Task prompt:
Extract the full set of records that follows, word for word.

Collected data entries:
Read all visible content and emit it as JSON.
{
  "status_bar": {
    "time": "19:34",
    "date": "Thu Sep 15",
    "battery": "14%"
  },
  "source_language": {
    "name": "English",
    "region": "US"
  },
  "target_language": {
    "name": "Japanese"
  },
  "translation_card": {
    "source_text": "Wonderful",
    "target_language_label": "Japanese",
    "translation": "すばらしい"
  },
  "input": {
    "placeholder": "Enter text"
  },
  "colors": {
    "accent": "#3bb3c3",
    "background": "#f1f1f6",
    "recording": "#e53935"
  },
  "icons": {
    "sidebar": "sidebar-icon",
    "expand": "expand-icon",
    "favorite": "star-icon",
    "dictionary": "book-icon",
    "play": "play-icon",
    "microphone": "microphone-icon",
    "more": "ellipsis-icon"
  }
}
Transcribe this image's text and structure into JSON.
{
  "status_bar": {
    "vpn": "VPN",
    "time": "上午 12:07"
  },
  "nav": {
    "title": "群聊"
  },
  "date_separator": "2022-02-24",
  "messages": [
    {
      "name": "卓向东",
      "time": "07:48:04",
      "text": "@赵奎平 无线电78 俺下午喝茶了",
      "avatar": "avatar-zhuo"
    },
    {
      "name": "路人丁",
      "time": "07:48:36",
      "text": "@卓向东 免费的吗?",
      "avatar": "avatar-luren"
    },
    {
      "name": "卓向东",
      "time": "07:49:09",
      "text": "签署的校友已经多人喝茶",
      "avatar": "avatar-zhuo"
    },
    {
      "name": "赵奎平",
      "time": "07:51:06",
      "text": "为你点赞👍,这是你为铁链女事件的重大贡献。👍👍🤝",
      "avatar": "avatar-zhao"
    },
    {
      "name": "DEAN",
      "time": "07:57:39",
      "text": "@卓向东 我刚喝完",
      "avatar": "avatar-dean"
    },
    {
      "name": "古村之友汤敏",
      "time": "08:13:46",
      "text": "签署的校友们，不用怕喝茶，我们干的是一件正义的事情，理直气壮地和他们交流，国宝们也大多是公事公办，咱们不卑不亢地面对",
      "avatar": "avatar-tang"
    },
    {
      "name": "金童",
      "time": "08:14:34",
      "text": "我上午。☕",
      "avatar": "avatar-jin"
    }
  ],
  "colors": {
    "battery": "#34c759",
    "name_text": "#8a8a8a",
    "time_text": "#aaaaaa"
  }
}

The reply:
Read all visible content and emit it as JSON.
{
  "status_bar": {
    "time": "19:34",
    "date": "Thu Sep 15",
    "battery": "14%"
  },
  "source_language": {
    "name": "English",
    "region": "US"
  },
  "target_language": {
    "name": "Japanese"
  },
  "translation_card": {
    "source_text": "Wonderful",
    "target_language_label": "Japanese",
    "translation": "すばらしい"
  },
  "input": {
    "placeholder": "Enter text"
  },
  "colors": {
    "accent": "#3bb3c3",
    "background": "#f1f1f6",
    "recording": "#e53935"
  },
  "icons": {
    "sidebar": "sidebar-icon",
    "expand": "expand-icon",
    "favorite": "star-icon",
    "dictionary": "book-icon",
    "play": "play-icon",
    "microphone": "microphone-icon",
    "more": "ellipsis-icon"
  }
}
Transcribe this image's text and structure into JSON.
{
  "status_bar": {
    "vpn": "VPN",
    "time": "上午 12:07"
  },
  "nav": {
    "title": "群聊"
  },
  "date_separator": "2022-02-24",
  "messages": [
    {
      "name": "卓向东",
      "time": "07:48:04",
      "text": "@赵奎平 无线电78 俺下午喝茶了",
      "avatar": "avatar-zhuo"
    },
    {
      "name": "路人丁",
      "time": "07:48:36",
      "text": "@卓向东 免费的吗?",
      "avatar": "avatar-luren"
    },
    {
      "name": "卓向东",
      "time": "07:49:09",
      "text": "签署的校友已经多人喝茶",
      "avatar": "avatar-zhuo"
    },
    {
      "name": "赵奎平",
      "time": "07:51:06",
      "text": "为你点赞👍,这是你为铁链女事件的重大贡献。👍👍🤝",
      "avatar": "avatar-zhao"
    },
    {
      "name": "DEAN",
      "time": "07:57:39",
      "text": "@卓向东 我刚喝完",
      "avatar": "avatar-dean"
    },
    {
      "name": "古村之友汤敏",
      "time": "08:13:46",
      "text": "签署的校友们，不用怕喝茶，我们干的是一件正义的事情，理直气壮地和他们交流，国宝们也大多是公事公办，咱们不卑不亢地面对",
      "avatar": "avatar-tang"
    },
    {
      "name": "金童",
      "time": "08:14:34",
      "text": "我上午。☕",
      "avatar": "avatar-jin"
    }
  ],
  "colors": {
    "battery": "#34c759",
    "name_text": "#8a8a8a",
    "time_text": "#aaaaaa"
  }
}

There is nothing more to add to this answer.